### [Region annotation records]
↓

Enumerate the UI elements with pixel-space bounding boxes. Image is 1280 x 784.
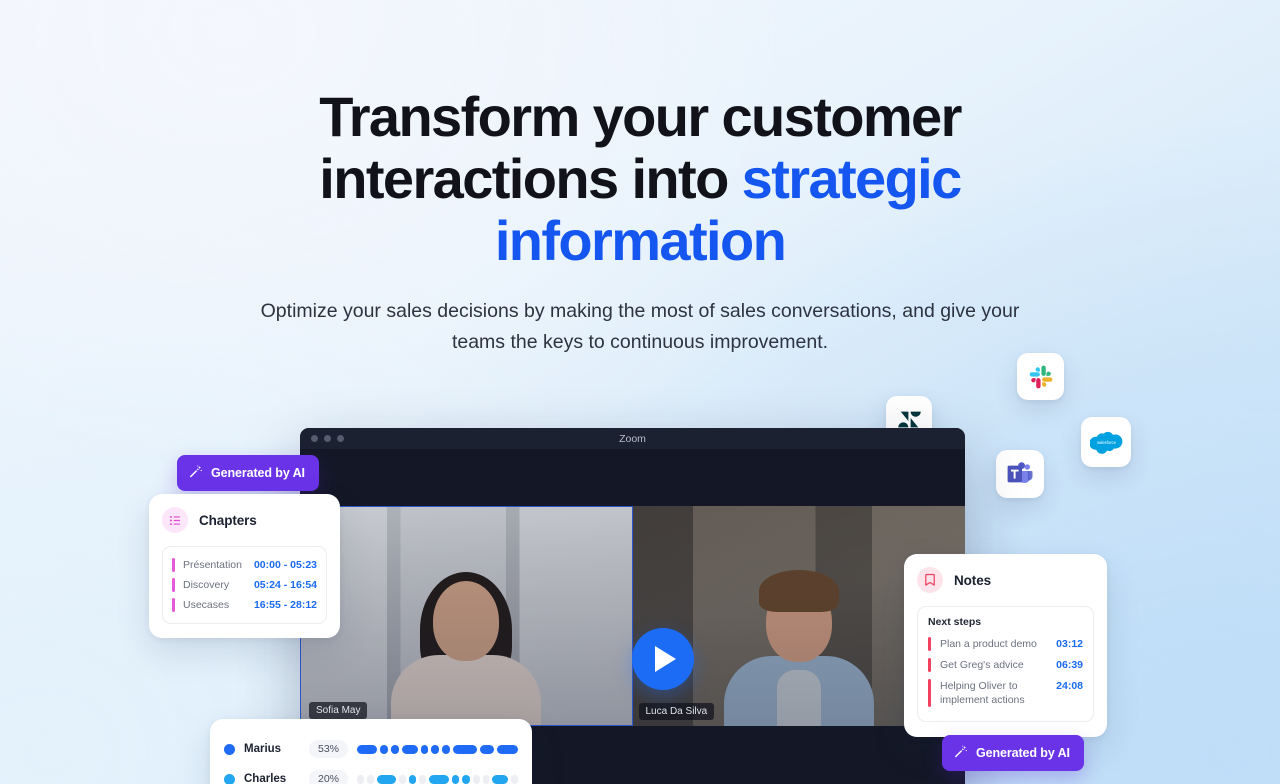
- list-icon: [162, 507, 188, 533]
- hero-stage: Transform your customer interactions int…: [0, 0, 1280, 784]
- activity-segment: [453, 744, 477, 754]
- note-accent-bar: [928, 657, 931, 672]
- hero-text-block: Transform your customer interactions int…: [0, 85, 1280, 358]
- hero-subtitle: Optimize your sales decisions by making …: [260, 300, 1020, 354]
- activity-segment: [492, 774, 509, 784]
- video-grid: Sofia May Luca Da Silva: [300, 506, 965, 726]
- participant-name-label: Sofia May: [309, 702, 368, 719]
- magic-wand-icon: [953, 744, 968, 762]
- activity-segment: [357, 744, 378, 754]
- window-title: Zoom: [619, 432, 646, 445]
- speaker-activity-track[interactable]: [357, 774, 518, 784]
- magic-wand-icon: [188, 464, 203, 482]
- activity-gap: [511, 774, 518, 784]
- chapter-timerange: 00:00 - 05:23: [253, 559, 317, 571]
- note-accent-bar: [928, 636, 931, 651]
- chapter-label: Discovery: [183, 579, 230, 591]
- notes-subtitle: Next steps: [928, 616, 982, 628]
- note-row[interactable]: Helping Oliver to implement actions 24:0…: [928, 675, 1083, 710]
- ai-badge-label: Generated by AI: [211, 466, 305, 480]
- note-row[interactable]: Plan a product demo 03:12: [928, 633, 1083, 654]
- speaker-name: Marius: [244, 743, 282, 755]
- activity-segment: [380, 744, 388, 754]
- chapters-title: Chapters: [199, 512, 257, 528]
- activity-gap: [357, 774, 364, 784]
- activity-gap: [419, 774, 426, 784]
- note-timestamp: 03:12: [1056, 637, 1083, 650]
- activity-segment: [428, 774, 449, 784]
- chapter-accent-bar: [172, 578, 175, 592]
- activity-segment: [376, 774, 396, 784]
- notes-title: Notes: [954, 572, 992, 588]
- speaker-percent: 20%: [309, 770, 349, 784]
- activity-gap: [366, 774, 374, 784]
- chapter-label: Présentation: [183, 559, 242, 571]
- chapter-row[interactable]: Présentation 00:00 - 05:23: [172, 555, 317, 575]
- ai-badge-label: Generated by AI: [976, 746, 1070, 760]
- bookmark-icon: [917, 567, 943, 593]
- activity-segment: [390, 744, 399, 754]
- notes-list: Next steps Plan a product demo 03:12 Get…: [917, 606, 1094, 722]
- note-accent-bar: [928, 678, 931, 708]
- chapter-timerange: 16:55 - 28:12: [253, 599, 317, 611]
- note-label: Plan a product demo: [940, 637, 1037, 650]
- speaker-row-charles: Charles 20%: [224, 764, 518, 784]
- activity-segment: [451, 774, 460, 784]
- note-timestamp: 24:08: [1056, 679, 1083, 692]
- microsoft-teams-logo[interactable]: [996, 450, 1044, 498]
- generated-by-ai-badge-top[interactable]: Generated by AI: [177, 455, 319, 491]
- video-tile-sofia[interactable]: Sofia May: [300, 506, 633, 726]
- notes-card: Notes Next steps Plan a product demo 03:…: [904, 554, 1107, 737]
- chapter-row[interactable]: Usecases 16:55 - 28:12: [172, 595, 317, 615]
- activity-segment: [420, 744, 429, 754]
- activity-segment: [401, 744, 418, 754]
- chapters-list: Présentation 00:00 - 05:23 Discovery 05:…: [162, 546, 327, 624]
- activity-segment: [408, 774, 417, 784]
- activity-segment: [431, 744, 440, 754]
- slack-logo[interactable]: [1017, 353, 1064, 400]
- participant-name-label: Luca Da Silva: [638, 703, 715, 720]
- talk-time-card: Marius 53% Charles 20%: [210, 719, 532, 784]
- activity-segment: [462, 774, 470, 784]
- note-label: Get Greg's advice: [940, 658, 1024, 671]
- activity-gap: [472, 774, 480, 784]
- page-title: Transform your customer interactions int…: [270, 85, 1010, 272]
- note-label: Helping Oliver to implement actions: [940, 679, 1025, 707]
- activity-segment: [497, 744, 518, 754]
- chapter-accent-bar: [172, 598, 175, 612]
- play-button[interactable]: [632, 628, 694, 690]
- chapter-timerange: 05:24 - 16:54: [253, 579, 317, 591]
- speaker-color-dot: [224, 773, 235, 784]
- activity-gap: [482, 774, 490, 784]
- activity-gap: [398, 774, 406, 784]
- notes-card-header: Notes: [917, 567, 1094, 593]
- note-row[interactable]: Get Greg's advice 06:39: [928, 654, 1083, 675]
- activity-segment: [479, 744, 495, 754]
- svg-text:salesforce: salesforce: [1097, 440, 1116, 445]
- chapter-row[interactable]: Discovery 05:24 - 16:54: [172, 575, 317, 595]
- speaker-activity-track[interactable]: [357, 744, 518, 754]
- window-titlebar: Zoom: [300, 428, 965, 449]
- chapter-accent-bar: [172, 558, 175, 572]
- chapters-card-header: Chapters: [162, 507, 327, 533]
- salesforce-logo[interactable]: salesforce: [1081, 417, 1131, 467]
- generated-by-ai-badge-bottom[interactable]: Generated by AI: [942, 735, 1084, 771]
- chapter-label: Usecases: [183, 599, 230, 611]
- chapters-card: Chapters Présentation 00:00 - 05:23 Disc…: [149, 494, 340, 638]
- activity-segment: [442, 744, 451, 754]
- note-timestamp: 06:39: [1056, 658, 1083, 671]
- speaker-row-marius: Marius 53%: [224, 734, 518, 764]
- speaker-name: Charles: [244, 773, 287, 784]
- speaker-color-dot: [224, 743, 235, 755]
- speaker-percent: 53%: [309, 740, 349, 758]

↑
↓

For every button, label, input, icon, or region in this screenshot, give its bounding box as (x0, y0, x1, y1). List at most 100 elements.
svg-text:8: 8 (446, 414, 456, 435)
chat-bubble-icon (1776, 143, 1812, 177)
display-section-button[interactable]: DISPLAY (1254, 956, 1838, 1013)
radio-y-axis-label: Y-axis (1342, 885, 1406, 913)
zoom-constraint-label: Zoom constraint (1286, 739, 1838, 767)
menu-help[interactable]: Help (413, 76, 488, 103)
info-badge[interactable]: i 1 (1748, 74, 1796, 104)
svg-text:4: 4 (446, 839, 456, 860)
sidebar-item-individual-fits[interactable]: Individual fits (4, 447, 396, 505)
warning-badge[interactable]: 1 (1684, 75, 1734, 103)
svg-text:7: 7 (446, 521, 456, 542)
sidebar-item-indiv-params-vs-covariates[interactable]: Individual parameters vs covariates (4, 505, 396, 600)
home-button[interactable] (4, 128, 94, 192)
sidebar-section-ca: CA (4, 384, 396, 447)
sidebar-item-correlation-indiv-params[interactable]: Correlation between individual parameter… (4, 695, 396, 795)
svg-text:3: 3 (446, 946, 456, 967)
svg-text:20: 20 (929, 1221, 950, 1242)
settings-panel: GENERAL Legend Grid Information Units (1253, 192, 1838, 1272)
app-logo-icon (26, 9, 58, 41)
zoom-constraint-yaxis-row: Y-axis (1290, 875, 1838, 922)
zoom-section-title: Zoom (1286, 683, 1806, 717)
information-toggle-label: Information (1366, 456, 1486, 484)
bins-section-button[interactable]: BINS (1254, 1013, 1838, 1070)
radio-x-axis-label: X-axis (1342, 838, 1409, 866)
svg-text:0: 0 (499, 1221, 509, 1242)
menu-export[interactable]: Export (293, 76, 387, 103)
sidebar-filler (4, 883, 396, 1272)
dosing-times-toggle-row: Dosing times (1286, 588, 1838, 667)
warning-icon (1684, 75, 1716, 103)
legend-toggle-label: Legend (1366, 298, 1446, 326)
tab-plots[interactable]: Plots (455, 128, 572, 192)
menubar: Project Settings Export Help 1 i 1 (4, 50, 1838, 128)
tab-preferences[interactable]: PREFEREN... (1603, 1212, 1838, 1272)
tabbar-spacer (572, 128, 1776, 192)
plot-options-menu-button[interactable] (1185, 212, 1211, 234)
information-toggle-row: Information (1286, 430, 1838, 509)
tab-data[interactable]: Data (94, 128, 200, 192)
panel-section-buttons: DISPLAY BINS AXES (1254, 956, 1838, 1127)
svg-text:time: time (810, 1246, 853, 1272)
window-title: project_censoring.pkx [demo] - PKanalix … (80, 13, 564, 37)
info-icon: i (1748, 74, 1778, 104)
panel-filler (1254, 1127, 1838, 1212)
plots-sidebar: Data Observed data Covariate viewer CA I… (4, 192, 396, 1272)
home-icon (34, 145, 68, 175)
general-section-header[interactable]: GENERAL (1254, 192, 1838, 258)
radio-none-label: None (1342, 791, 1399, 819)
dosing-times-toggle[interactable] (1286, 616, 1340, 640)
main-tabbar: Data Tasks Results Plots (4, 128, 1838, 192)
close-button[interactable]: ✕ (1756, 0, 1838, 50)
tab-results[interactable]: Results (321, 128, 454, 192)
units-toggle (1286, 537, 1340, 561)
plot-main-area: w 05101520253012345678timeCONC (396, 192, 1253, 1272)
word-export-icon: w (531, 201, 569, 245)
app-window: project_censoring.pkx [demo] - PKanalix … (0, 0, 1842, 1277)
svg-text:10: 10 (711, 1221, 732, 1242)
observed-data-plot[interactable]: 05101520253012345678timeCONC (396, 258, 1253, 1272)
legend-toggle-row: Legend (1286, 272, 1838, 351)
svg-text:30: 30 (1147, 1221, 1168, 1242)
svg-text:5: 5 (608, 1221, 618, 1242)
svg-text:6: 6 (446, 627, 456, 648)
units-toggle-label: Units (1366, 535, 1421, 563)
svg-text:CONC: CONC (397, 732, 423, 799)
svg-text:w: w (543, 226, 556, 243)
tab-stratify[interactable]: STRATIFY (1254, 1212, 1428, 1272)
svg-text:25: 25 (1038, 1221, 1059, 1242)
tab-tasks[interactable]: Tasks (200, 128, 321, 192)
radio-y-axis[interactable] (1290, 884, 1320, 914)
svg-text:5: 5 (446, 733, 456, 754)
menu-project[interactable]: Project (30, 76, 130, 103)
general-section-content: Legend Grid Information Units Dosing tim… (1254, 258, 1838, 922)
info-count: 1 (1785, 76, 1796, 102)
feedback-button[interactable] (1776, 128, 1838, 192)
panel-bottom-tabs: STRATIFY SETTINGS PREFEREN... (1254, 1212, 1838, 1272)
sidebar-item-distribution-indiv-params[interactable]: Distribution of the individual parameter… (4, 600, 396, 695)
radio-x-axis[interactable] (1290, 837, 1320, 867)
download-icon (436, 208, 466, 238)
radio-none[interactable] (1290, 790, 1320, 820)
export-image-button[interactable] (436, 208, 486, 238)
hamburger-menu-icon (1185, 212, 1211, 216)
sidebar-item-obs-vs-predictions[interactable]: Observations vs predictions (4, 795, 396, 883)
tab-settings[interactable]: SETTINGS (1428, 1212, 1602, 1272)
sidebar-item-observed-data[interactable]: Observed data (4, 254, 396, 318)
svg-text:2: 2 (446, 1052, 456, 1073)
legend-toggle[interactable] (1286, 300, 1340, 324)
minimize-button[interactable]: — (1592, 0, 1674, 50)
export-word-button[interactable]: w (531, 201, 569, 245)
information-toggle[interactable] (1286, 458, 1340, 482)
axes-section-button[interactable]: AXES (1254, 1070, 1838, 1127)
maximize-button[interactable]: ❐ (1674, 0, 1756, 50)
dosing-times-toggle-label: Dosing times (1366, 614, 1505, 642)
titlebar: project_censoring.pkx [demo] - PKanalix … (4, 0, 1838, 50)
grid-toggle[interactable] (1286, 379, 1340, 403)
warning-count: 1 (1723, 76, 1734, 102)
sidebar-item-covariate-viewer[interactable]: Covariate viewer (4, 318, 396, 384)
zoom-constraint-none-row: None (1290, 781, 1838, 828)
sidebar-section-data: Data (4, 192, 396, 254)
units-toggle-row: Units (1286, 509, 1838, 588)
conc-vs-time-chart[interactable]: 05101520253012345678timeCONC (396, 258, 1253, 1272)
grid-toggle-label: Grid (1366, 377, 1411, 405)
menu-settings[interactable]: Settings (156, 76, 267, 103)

↑

### [Written exercise]
Give the lines of the data from the one containing "For every button, label, input, icon, or" through the one containing "sidebar-section-ca: CA (4, 384, 396, 447)", inclusive, as a JSON list of strings with one string per line and no blank lines.

### [Answer for this exercise]
[
  "For every button, label, input, icon, or region in this screenshot, give its bounding box as (x0, y0, x1, y1). List at most 100 elements.",
  "svg-text:8: 8 (446, 414, 456, 435)",
  "chat-bubble-icon (1776, 143, 1812, 177)",
  "display-section-button[interactable]: DISPLAY (1254, 956, 1838, 1013)",
  "radio-y-axis-label: Y-axis (1342, 885, 1406, 913)",
  "zoom-constraint-label: Zoom constraint (1286, 739, 1838, 767)",
  "menu-help[interactable]: Help (413, 76, 488, 103)",
  "info-badge[interactable]: i 1 (1748, 74, 1796, 104)",
  "svg-text:4: 4 (446, 839, 456, 860)",
  "sidebar-item-individual-fits[interactable]: Individual fits (4, 447, 396, 505)",
  "warning-badge[interactable]: 1 (1684, 75, 1734, 103)",
  "svg-text:7: 7 (446, 521, 456, 542)",
  "sidebar-item-indiv-params-vs-covariates[interactable]: Individual parameters vs covariates (4, 505, 396, 600)",
  "home-button[interactable] (4, 128, 94, 192)",
  "sidebar-section-ca: CA (4, 384, 396, 447)"
]